-- start Supplied data --

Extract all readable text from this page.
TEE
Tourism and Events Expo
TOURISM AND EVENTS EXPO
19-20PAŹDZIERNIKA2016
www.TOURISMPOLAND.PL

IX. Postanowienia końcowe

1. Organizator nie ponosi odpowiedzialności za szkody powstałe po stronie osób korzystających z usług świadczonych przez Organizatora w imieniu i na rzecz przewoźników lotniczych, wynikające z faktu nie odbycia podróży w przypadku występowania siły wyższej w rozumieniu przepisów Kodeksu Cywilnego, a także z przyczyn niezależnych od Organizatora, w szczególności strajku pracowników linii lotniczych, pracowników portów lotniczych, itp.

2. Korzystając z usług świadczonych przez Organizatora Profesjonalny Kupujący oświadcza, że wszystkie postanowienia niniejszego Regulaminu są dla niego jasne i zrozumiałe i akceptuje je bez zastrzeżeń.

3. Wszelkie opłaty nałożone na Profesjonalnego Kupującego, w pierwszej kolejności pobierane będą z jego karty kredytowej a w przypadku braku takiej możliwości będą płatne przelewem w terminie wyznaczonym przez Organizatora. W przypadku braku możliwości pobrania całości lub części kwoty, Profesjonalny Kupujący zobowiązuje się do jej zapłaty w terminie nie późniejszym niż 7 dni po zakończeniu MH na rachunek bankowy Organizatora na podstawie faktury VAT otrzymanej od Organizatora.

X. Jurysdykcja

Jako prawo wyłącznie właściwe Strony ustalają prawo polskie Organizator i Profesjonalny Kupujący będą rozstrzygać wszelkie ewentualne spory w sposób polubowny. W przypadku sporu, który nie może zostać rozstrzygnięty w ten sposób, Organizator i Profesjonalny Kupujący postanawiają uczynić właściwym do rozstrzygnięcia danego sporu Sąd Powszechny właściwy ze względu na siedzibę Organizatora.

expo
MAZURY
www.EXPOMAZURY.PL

-- end Supplied data --

▸ Problem:
Please output the entire listing exactly as it stands.

▸ Final result:
Extract all readable text from this page.
TEE
Tourism and Events Expo
TOURISM AND EVENTS EXPO
19-20PAŹDZIERNIKA2016
www.TOURISMPOLAND.PL

IX. Postanowienia końcowe

1. Organizator nie ponosi odpowiedzialności za szkody powstałe po stronie osób korzystających z usług świadczonych przez Organizatora w imieniu i na rzecz przewoźników lotniczych, wynikające z faktu nie odbycia podróży w przypadku występowania siły wyższej w rozumieniu przepisów Kodeksu Cywilnego, a także z przyczyn niezależnych od Organizatora, w szczególności strajku pracowników linii lotniczych, pracowników portów lotniczych, itp.

2. Korzystając z usług świadczonych przez Organizatora Profesjonalny Kupujący oświadcza, że wszystkie postanowienia niniejszego Regulaminu są dla niego jasne i zrozumiałe i akceptuje je bez zastrzeżeń.

3. Wszelkie opłaty nałożone na Profesjonalnego Kupującego, w pierwszej kolejności pobierane będą z jego karty kredytowej a w przypadku braku takiej możliwości będą płatne przelewem w terminie wyznaczonym przez Organizatora. W przypadku braku możliwości pobrania całości lub części kwoty, Profesjonalny Kupujący zobowiązuje się do jej zapłaty w terminie nie późniejszym niż 7 dni po zakończeniu MH na rachunek bankowy Organizatora na podstawie faktury VAT otrzymanej od Organizatora.

X. Jurysdykcja

Jako prawo wyłącznie właściwe Strony ustalają prawo polskie Organizator i Profesjonalny Kupujący będą rozstrzygać wszelkie ewentualne spory w sposób polubowny. W przypadku sporu, który nie może zostać rozstrzygnięty w ten sposób, Organizator i Profesjonalny Kupujący postanawiają uczynić właściwym do rozstrzygnięcia danego sporu Sąd Powszechny właściwy ze względu na siedzibę Organizatora.

expo
MAZURY
www.EXPOMAZURY.PL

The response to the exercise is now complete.